» **Task instructions**
Leave the pictures out and print every record below exactly as it stands.

» **Stored records**
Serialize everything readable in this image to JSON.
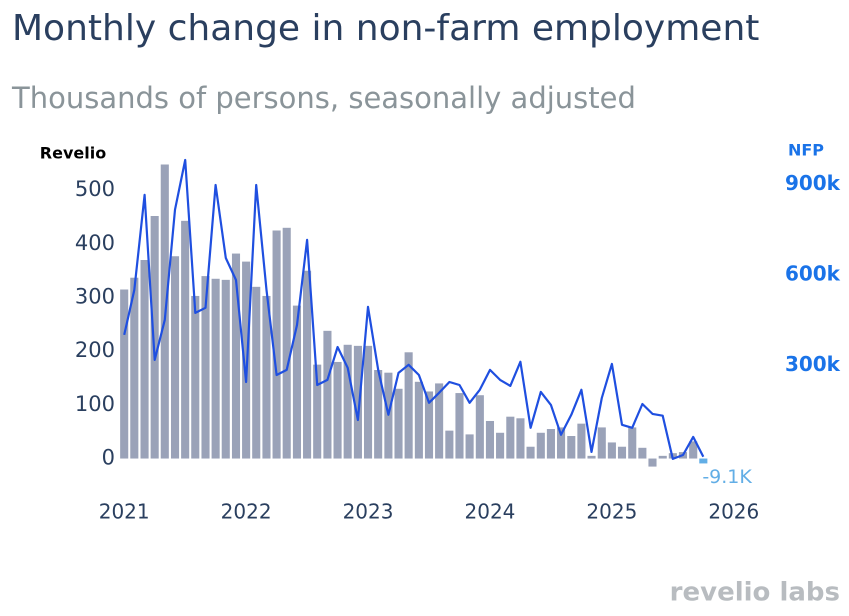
{
  "chart_data": {
    "type": "bar_line",
    "title": "Monthly change in non-farm employment",
    "subtitle": "Thousands of persons, seasonally adjusted",
    "footer": "revelio labs",
    "x": [
      2021,
      2021.083,
      2021.167,
      2021.25,
      2021.333,
      2021.417,
      2021.5,
      2021.583,
      2021.667,
      2021.75,
      2021.833,
      2021.917,
      2022,
      2022.083,
      2022.167,
      2022.25,
      2022.333,
      2022.417,
      2022.5,
      2022.583,
      2022.667,
      2022.75,
      2022.833,
      2022.917,
      2023,
      2023.083,
      2023.167,
      2023.25,
      2023.333,
      2023.417,
      2023.5,
      2023.583,
      2023.667,
      2023.75,
      2023.833,
      2023.917,
      2024,
      2024.083,
      2024.167,
      2024.25,
      2024.333,
      2024.417,
      2024.5,
      2024.583,
      2024.667,
      2024.75,
      2024.833,
      2024.917,
      2025,
      2025.083,
      2025.167,
      2025.25,
      2025.333,
      2025.417,
      2025.5,
      2025.583,
      2025.667,
      2025.75
    ],
    "xlim": [
      2020.9,
      2026.1
    ],
    "xticks": [
      2021,
      2022,
      2023,
      2024,
      2025,
      2026
    ],
    "ylim": [
      -40,
      575
    ],
    "yticks": [
      0,
      100,
      200,
      300,
      400,
      500
    ],
    "y2lim": [
      -80,
      1014
    ],
    "y2ticks": [
      {
        "value": 300,
        "label": "300k"
      },
      {
        "value": 600,
        "label": "600k"
      },
      {
        "value": 900,
        "label": "900k"
      }
    ],
    "series": [
      {
        "name": "Revelio",
        "type": "bar",
        "axis": "y",
        "color": "#9aa2b8",
        "last_color": "#62aee6",
        "values": [
          315,
          337,
          370,
          452,
          548,
          377,
          443,
          303,
          340,
          335,
          333,
          382,
          367,
          320,
          303,
          425,
          430,
          285,
          350,
          175,
          238,
          180,
          212,
          210,
          210,
          165,
          160,
          130,
          198,
          143,
          125,
          140,
          52,
          122,
          45,
          118,
          70,
          48,
          78,
          75,
          22,
          48,
          55,
          58,
          42,
          65,
          5,
          58,
          30,
          22,
          58,
          20,
          -15,
          5,
          10,
          12,
          32,
          -9.1
        ],
        "value_labels": [
          null,
          null,
          null,
          null,
          null,
          null,
          null,
          null,
          null,
          null,
          null,
          null,
          null,
          null,
          null,
          null,
          null,
          null,
          null,
          null,
          null,
          null,
          null,
          null,
          null,
          null,
          null,
          null,
          null,
          null,
          null,
          null,
          null,
          null,
          null,
          null,
          null,
          null,
          null,
          null,
          null,
          null,
          null,
          null,
          null,
          null,
          null,
          null,
          null,
          null,
          null,
          null,
          null,
          null,
          null,
          null,
          null,
          "-9.1K"
        ]
      },
      {
        "name": "NFP",
        "type": "line",
        "axis": "y2",
        "color": "#1f4fe0",
        "values": [
          401,
          550,
          865,
          318,
          451,
          816,
          981,
          474,
          491,
          898,
          656,
          583,
          245,
          898,
          550,
          268,
          285,
          434,
          716,
          235,
          252,
          361,
          292,
          119,
          494,
          285,
          136,
          275,
          302,
          268,
          176,
          209,
          245,
          235,
          176,
          219,
          285,
          252,
          232,
          312,
          93,
          212,
          169,
          70,
          136,
          219,
          13,
          192,
          305,
          103,
          93,
          172,
          139,
          133,
          -10,
          3,
          63,
          -3
        ]
      }
    ],
    "axis_label_color": "#1a73e8"
  }
}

» **Solution to this problem**
Serialize everything readable in this image to JSON.
{
  "chart_data": {
    "type": "bar_line",
    "title": "Monthly change in non-farm employment",
    "subtitle": "Thousands of persons, seasonally adjusted",
    "footer": "revelio labs",
    "x": [
      2021,
      2021.083,
      2021.167,
      2021.25,
      2021.333,
      2021.417,
      2021.5,
      2021.583,
      2021.667,
      2021.75,
      2021.833,
      2021.917,
      2022,
      2022.083,
      2022.167,
      2022.25,
      2022.333,
      2022.417,
      2022.5,
      2022.583,
      2022.667,
      2022.75,
      2022.833,
      2022.917,
      2023,
      2023.083,
      2023.167,
      2023.25,
      2023.333,
      2023.417,
      2023.5,
      2023.583,
      2023.667,
      2023.75,
      2023.833,
      2023.917,
      2024,
      2024.083,
      2024.167,
      2024.25,
      2024.333,
      2024.417,
      2024.5,
      2024.583,
      2024.667,
      2024.75,
      2024.833,
      2024.917,
      2025,
      2025.083,
      2025.167,
      2025.25,
      2025.333,
      2025.417,
      2025.5,
      2025.583,
      2025.667,
      2025.75
    ],
    "xlim": [
      2020.9,
      2026.1
    ],
    "xticks": [
      2021,
      2022,
      2023,
      2024,
      2025,
      2026
    ],
    "ylim": [
      -40,
      575
    ],
    "yticks": [
      0,
      100,
      200,
      300,
      400,
      500
    ],
    "y2lim": [
      -80,
      1014
    ],
    "y2ticks": [
      {
        "value": 300,
        "label": "300k"
      },
      {
        "value": 600,
        "label": "600k"
      },
      {
        "value": 900,
        "label": "900k"
      }
    ],
    "series": [
      {
        "name": "Revelio",
        "type": "bar",
        "axis": "y",
        "color": "#9aa2b8",
        "last_color": "#62aee6",
        "values": [
          315,
          337,
          370,
          452,
          548,
          377,
          443,
          303,
          340,
          335,
          333,
          382,
          367,
          320,
          303,
          425,
          430,
          285,
          350,
          175,
          238,
          180,
          212,
          210,
          210,
          165,
          160,
          130,
          198,
          143,
          125,
          140,
          52,
          122,
          45,
          118,
          70,
          48,
          78,
          75,
          22,
          48,
          55,
          58,
          42,
          65,
          5,
          58,
          30,
          22,
          58,
          20,
          -15,
          5,
          10,
          12,
          32,
          -9.1
        ],
        "value_labels": [
          null,
          null,
          null,
          null,
          null,
          null,
          null,
          null,
          null,
          null,
          null,
          null,
          null,
          null,
          null,
          null,
          null,
          null,
          null,
          null,
          null,
          null,
          null,
          null,
          null,
          null,
          null,
          null,
          null,
          null,
          null,
          null,
          null,
          null,
          null,
          null,
          null,
          null,
          null,
          null,
          null,
          null,
          null,
          null,
          null,
          null,
          null,
          null,
          null,
          null,
          null,
          null,
          null,
          null,
          null,
          null,
          null,
          "-9.1K"
        ]
      },
      {
        "name": "NFP",
        "type": "line",
        "axis": "y2",
        "color": "#1f4fe0",
        "values": [
          401,
          550,
          865,
          318,
          451,
          816,
          981,
          474,
          491,
          898,
          656,
          583,
          245,
          898,
          550,
          268,
          285,
          434,
          716,
          235,
          252,
          361,
          292,
          119,
          494,
          285,
          136,
          275,
          302,
          268,
          176,
          209,
          245,
          235,
          176,
          219,
          285,
          252,
          232,
          312,
          93,
          212,
          169,
          70,
          136,
          219,
          13,
          192,
          305,
          103,
          93,
          172,
          139,
          133,
          -10,
          3,
          63,
          -3
        ]
      }
    ],
    "axis_label_color": "#1a73e8"
  }
}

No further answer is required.